#### What to work on
Print all entries word for word.

.....

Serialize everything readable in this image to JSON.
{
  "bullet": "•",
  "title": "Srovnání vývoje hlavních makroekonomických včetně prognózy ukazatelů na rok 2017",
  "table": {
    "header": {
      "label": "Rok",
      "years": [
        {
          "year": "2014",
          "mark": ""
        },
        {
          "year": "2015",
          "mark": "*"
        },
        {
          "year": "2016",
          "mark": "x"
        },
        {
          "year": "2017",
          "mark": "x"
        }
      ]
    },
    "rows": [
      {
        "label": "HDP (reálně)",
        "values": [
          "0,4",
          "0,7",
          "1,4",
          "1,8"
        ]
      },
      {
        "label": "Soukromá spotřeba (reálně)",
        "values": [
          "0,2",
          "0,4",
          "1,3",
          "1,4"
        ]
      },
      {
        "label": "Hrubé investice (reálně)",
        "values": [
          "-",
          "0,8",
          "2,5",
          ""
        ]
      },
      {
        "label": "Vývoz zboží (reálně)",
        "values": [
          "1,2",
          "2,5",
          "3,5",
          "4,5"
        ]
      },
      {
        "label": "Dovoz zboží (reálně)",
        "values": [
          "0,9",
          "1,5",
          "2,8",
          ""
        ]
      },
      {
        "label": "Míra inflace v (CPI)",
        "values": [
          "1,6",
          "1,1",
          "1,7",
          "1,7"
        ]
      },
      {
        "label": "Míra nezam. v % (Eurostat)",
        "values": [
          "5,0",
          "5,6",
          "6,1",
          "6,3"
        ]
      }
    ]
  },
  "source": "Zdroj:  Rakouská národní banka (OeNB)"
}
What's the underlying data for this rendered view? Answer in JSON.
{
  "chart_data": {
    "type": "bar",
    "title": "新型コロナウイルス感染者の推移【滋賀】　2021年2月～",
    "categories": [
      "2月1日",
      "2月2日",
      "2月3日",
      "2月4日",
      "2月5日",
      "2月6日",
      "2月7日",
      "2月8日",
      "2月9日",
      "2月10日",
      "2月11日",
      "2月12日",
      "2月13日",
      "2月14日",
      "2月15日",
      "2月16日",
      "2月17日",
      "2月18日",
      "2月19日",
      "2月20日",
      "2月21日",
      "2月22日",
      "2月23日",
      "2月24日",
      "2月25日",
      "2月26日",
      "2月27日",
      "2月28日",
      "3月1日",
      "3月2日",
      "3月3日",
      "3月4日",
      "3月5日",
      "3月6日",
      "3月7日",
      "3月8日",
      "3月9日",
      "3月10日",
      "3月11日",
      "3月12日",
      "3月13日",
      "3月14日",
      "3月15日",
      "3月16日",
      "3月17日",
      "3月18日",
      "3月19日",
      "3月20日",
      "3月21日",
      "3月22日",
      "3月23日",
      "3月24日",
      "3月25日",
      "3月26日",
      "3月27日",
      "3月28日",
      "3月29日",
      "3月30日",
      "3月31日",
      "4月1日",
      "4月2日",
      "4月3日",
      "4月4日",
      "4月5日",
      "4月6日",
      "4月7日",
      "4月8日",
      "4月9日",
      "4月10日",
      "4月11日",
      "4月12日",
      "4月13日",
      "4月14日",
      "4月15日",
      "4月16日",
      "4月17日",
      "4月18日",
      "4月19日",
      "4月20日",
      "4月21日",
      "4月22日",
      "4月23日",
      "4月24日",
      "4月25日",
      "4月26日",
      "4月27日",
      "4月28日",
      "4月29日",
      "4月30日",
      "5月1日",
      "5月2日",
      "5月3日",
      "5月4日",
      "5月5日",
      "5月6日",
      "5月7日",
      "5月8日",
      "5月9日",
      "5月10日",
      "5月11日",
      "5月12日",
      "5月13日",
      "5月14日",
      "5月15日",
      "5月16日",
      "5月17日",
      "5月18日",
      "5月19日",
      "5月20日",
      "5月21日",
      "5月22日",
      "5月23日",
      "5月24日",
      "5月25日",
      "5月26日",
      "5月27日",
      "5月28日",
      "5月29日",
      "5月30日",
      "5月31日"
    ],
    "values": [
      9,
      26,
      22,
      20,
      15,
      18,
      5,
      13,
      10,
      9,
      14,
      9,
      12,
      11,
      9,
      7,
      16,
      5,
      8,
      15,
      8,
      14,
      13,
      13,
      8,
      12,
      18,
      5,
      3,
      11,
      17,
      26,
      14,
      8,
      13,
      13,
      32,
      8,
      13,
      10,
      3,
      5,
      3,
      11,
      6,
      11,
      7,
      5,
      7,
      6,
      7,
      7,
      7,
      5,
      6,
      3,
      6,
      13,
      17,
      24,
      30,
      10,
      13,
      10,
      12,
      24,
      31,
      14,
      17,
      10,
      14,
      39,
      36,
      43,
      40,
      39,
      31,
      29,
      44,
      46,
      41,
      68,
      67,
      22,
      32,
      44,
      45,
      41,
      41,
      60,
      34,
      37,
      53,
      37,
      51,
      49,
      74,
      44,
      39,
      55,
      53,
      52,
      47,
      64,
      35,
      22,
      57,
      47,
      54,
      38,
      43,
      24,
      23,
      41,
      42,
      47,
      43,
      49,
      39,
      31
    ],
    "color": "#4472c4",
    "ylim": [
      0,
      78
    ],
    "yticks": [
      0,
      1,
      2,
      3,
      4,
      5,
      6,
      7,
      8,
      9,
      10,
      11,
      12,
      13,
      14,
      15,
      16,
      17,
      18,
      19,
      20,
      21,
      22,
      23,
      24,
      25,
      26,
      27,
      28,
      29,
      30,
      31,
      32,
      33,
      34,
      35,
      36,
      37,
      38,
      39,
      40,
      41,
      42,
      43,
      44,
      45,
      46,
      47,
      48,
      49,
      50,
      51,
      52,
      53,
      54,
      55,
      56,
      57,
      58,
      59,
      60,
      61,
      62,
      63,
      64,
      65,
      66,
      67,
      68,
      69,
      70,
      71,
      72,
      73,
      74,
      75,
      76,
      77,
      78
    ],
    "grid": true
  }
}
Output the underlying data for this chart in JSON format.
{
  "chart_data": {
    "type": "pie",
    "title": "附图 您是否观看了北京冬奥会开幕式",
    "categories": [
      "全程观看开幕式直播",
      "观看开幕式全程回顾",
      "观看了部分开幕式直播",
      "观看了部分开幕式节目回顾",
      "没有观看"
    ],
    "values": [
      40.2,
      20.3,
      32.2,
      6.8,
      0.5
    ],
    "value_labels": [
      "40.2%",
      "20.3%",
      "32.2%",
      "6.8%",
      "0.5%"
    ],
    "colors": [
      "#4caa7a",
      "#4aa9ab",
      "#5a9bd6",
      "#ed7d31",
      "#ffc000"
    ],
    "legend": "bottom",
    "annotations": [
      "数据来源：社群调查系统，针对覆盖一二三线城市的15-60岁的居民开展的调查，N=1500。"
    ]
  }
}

.....

#### Task answer
Serialize everything readable in this image to JSON.
{
  "bullet": "•",
  "title": "Srovnání vývoje hlavních makroekonomických včetně prognózy ukazatelů na rok 2017",
  "table": {
    "header": {
      "label": "Rok",
      "years": [
        {
          "year": "2014",
          "mark": ""
        },
        {
          "year": "2015",
          "mark": "*"
        },
        {
          "year": "2016",
          "mark": "x"
        },
        {
          "year": "2017",
          "mark": "x"
        }
      ]
    },
    "rows": [
      {
        "label": "HDP (reálně)",
        "values": [
          "0,4",
          "0,7",
          "1,4",
          "1,8"
        ]
      },
      {
        "label": "Soukromá spotřeba (reálně)",
        "values": [
          "0,2",
          "0,4",
          "1,3",
          "1,4"
        ]
      },
      {
        "label": "Hrubé investice (reálně)",
        "values": [
          "-",
          "0,8",
          "2,5",
          ""
        ]
      },
      {
        "label": "Vývoz zboží (reálně)",
        "values": [
          "1,2",
          "2,5",
          "3,5",
          "4,5"
        ]
      },
      {
        "label": "Dovoz zboží (reálně)",
        "values": [
          "0,9",
          "1,5",
          "2,8",
          ""
        ]
      },
      {
        "label": "Míra inflace v (CPI)",
        "values": [
          "1,6",
          "1,1",
          "1,7",
          "1,7"
        ]
      },
      {
        "label": "Míra nezam. v % (Eurostat)",
        "values": [
          "5,0",
          "5,6",
          "6,1",
          "6,3"
        ]
      }
    ]
  },
  "source": "Zdroj:  Rakouská národní banka (OeNB)"
}
What's the underlying data for this rendered view? Answer in JSON.
{
  "chart_data": {
    "type": "bar",
    "title": "新型コロナウイルス感染者の推移【滋賀】　2021年2月～",
    "categories": [
      "2月1日",
      "2月2日",
      "2月3日",
      "2月4日",
      "2月5日",
      "2月6日",
      "2月7日",
      "2月8日",
      "2月9日",
      "2月10日",
      "2月11日",
      "2月12日",
      "2月13日",
      "2月14日",
      "2月15日",
      "2月16日",
      "2月17日",
      "2月18日",
      "2月19日",
      "2月20日",
      "2月21日",
      "2月22日",
      "2月23日",
      "2月24日",
      "2月25日",
      "2月26日",
      "2月27日",
      "2月28日",
      "3月1日",
      "3月2日",
      "3月3日",
      "3月4日",
      "3月5日",
      "3月6日",
      "3月7日",
      "3月8日",
      "3月9日",
      "3月10日",
      "3月11日",
      "3月12日",
      "3月13日",
      "3月14日",
      "3月15日",
      "3月16日",
      "3月17日",
      "3月18日",
      "3月19日",
      "3月20日",
      "3月21日",
      "3月22日",
      "3月23日",
      "3月24日",
      "3月25日",
      "3月26日",
      "3月27日",
      "3月28日",
      "3月29日",
      "3月30日",
      "3月31日",
      "4月1日",
      "4月2日",
      "4月3日",
      "4月4日",
      "4月5日",
      "4月6日",
      "4月7日",
      "4月8日",
      "4月9日",
      "4月10日",
      "4月11日",
      "4月12日",
      "4月13日",
      "4月14日",
      "4月15日",
      "4月16日",
      "4月17日",
      "4月18日",
      "4月19日",
      "4月20日",
      "4月21日",
      "4月22日",
      "4月23日",
      "4月24日",
      "4月25日",
      "4月26日",
      "4月27日",
      "4月28日",
      "4月29日",
      "4月30日",
      "5月1日",
      "5月2日",
      "5月3日",
      "5月4日",
      "5月5日",
      "5月6日",
      "5月7日",
      "5月8日",
      "5月9日",
      "5月10日",
      "5月11日",
      "5月12日",
      "5月13日",
      "5月14日",
      "5月15日",
      "5月16日",
      "5月17日",
      "5月18日",
      "5月19日",
      "5月20日",
      "5月21日",
      "5月22日",
      "5月23日",
      "5月24日",
      "5月25日",
      "5月26日",
      "5月27日",
      "5月28日",
      "5月29日",
      "5月30日",
      "5月31日"
    ],
    "values": [
      9,
      26,
      22,
      20,
      15,
      18,
      5,
      13,
      10,
      9,
      14,
      9,
      12,
      11,
      9,
      7,
      16,
      5,
      8,
      15,
      8,
      14,
      13,
      13,
      8,
      12,
      18,
      5,
      3,
      11,
      17,
      26,
      14,
      8,
      13,
      13,
      32,
      8,
      13,
      10,
      3,
      5,
      3,
      11,
      6,
      11,
      7,
      5,
      7,
      6,
      7,
      7,
      7,
      5,
      6,
      3,
      6,
      13,
      17,
      24,
      30,
      10,
      13,
      10,
      12,
      24,
      31,
      14,
      17,
      10,
      14,
      39,
      36,
      43,
      40,
      39,
      31,
      29,
      44,
      46,
      41,
      68,
      67,
      22,
      32,
      44,
      45,
      41,
      41,
      60,
      34,
      37,
      53,
      37,
      51,
      49,
      74,
      44,
      39,
      55,
      53,
      52,
      47,
      64,
      35,
      22,
      57,
      47,
      54,
      38,
      43,
      24,
      23,
      41,
      42,
      47,
      43,
      49,
      39,
      31
    ],
    "color": "#4472c4",
    "ylim": [
      0,
      78
    ],
    "yticks": [
      0,
      1,
      2,
      3,
      4,
      5,
      6,
      7,
      8,
      9,
      10,
      11,
      12,
      13,
      14,
      15,
      16,
      17,
      18,
      19,
      20,
      21,
      22,
      23,
      24,
      25,
      26,
      27,
      28,
      29,
      30,
      31,
      32,
      33,
      34,
      35,
      36,
      37,
      38,
      39,
      40,
      41,
      42,
      43,
      44,
      45,
      46,
      47,
      48,
      49,
      50,
      51,
      52,
      53,
      54,
      55,
      56,
      57,
      58,
      59,
      60,
      61,
      62,
      63,
      64,
      65,
      66,
      67,
      68,
      69,
      70,
      71,
      72,
      73,
      74,
      75,
      76,
      77,
      78
    ],
    "grid": true
  }
}
Output the underlying data for this chart in JSON format.
{
  "chart_data": {
    "type": "pie",
    "title": "附图 您是否观看了北京冬奥会开幕式",
    "categories": [
      "全程观看开幕式直播",
      "观看开幕式全程回顾",
      "观看了部分开幕式直播",
      "观看了部分开幕式节目回顾",
      "没有观看"
    ],
    "values": [
      40.2,
      20.3,
      32.2,
      6.8,
      0.5
    ],
    "value_labels": [
      "40.2%",
      "20.3%",
      "32.2%",
      "6.8%",
      "0.5%"
    ],
    "colors": [
      "#4caa7a",
      "#4aa9ab",
      "#5a9bd6",
      "#ed7d31",
      "#ffc000"
    ],
    "legend": "bottom",
    "annotations": [
      "数据来源：社群调查系统，针对覆盖一二三线城市的15-60岁的居民开展的调查，N=1500。"
    ]
  }
}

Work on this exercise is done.